▶ Challenge
How many of the lines below hold the word "What"? Answer only with the number.

"""

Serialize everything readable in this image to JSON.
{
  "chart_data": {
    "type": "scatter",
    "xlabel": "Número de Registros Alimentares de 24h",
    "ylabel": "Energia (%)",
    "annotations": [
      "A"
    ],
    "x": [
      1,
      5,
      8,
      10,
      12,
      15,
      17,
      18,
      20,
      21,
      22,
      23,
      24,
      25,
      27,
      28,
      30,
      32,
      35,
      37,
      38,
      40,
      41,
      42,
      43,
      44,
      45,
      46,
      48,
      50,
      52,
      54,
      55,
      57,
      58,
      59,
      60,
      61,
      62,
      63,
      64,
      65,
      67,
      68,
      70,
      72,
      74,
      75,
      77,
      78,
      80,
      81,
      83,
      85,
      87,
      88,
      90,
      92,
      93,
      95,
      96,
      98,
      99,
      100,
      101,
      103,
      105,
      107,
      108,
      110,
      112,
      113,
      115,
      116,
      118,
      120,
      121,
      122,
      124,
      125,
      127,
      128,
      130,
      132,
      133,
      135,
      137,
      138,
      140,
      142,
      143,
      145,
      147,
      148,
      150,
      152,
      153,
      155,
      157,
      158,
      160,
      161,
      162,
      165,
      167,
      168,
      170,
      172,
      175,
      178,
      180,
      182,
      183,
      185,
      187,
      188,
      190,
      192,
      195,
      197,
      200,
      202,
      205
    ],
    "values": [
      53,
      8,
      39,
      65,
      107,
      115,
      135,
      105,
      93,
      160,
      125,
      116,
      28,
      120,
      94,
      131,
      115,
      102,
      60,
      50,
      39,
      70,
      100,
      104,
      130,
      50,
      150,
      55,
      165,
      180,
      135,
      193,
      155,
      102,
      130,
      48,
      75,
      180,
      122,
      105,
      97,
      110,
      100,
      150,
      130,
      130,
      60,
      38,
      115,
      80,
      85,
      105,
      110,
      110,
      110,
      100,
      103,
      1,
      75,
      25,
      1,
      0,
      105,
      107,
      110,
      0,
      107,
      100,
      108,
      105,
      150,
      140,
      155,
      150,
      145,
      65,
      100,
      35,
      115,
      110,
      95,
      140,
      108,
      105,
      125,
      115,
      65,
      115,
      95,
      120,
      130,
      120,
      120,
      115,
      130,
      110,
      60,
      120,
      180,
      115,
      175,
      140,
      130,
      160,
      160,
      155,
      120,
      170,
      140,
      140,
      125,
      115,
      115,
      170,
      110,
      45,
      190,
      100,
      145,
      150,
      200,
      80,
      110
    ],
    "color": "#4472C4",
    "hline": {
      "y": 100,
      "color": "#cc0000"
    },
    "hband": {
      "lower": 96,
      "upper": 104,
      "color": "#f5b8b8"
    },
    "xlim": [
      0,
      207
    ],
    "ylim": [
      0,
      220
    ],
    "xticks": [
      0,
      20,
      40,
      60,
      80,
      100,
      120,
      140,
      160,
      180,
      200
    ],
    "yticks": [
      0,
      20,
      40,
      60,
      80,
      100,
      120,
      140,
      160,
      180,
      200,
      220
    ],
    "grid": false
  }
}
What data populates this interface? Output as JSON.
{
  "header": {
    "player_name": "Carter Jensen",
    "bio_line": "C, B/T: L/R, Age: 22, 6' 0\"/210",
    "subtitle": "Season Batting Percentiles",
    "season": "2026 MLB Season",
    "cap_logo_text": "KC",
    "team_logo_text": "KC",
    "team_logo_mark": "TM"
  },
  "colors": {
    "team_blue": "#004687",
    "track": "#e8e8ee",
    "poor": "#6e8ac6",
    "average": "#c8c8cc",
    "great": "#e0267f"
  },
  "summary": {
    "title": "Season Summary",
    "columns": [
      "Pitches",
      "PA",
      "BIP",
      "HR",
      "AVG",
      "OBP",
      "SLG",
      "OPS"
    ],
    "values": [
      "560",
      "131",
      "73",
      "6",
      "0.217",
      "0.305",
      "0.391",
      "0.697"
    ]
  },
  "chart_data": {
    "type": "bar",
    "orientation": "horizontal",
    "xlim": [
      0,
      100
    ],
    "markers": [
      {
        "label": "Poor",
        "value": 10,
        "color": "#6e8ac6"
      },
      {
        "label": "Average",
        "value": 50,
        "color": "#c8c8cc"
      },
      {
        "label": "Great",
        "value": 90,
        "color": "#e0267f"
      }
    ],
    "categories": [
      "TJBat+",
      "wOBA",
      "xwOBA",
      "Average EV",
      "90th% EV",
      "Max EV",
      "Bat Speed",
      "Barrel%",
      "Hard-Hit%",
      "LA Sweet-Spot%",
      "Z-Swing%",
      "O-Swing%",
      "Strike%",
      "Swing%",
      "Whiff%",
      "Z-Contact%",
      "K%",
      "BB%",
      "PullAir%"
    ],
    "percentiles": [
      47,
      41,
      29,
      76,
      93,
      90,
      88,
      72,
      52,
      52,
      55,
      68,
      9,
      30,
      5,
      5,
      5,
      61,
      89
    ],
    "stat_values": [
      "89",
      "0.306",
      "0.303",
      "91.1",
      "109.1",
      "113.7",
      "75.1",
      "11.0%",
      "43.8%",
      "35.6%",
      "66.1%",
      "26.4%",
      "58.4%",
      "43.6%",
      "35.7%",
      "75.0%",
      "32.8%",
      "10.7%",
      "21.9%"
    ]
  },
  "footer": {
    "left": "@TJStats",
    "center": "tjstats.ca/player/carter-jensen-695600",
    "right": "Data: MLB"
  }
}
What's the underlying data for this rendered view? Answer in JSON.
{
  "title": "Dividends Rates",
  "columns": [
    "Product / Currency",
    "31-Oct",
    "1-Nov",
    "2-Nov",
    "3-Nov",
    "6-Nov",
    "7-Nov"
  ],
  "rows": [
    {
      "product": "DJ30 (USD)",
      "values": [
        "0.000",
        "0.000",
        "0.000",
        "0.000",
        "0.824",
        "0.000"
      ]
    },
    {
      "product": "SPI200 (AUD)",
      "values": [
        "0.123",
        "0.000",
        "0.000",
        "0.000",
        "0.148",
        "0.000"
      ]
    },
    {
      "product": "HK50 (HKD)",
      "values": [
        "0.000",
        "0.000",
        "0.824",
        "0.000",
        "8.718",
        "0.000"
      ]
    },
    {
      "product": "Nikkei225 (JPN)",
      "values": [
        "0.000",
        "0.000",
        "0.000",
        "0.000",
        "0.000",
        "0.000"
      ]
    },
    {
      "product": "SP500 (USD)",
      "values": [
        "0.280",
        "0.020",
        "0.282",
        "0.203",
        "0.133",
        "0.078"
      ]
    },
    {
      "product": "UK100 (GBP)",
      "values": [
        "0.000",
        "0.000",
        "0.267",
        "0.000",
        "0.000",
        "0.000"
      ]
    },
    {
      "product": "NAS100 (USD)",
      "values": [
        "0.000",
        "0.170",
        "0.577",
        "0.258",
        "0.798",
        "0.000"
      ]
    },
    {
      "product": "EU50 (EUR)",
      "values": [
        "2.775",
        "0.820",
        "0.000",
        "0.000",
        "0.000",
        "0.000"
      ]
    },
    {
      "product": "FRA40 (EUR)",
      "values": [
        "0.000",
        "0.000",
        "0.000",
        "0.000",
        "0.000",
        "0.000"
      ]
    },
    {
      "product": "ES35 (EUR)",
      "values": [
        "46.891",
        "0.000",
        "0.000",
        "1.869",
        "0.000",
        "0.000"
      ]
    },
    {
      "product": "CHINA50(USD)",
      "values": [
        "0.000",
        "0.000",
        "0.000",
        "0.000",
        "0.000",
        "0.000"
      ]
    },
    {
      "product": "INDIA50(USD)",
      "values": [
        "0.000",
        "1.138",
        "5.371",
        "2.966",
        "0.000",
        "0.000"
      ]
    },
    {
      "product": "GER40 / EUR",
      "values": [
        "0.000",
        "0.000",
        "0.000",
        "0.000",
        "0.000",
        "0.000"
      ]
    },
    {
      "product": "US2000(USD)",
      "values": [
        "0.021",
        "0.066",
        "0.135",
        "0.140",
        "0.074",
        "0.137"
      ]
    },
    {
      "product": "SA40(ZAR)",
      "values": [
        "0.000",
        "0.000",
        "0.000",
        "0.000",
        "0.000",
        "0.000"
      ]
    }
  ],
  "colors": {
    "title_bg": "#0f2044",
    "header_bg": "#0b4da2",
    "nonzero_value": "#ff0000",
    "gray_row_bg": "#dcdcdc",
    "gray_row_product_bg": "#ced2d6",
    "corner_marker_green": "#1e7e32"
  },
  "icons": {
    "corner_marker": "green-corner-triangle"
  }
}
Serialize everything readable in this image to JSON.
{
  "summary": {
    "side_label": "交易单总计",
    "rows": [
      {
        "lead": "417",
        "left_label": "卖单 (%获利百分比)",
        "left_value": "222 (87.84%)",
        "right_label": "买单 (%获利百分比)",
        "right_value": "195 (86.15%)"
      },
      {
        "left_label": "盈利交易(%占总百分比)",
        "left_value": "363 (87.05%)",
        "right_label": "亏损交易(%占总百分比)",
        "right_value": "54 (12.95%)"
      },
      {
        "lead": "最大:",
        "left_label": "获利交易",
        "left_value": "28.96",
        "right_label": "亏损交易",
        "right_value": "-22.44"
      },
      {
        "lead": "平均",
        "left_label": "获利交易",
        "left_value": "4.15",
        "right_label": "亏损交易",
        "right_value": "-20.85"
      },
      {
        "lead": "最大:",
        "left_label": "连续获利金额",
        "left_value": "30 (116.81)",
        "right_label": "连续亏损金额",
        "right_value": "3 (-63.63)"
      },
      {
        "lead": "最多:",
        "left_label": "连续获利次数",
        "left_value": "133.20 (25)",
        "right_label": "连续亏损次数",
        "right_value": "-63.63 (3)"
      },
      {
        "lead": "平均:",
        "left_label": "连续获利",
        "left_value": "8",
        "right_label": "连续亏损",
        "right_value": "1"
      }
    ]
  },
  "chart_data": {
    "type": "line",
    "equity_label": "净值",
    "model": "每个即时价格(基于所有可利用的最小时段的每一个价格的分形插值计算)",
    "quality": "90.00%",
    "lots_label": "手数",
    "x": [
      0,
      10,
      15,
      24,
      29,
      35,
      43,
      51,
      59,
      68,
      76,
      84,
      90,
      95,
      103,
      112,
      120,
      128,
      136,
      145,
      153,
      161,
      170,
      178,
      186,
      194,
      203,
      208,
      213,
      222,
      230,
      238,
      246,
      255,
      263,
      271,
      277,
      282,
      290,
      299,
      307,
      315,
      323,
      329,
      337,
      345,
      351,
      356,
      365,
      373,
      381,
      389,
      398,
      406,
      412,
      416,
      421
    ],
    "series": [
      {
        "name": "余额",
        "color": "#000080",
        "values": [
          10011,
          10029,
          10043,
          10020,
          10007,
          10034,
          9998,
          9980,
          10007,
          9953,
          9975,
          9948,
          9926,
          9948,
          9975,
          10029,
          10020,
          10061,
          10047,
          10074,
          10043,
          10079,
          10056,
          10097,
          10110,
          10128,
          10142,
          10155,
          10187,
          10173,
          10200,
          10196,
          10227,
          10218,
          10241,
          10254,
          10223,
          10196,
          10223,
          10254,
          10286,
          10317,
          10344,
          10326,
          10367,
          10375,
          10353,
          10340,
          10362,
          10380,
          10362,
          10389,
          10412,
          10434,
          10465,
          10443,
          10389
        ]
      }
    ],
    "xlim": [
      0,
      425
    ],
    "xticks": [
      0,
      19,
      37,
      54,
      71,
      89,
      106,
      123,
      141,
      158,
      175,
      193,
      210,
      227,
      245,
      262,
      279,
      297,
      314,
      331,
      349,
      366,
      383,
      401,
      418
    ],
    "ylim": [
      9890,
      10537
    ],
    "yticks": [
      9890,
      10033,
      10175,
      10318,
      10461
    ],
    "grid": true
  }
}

"""

▶ Full solution
2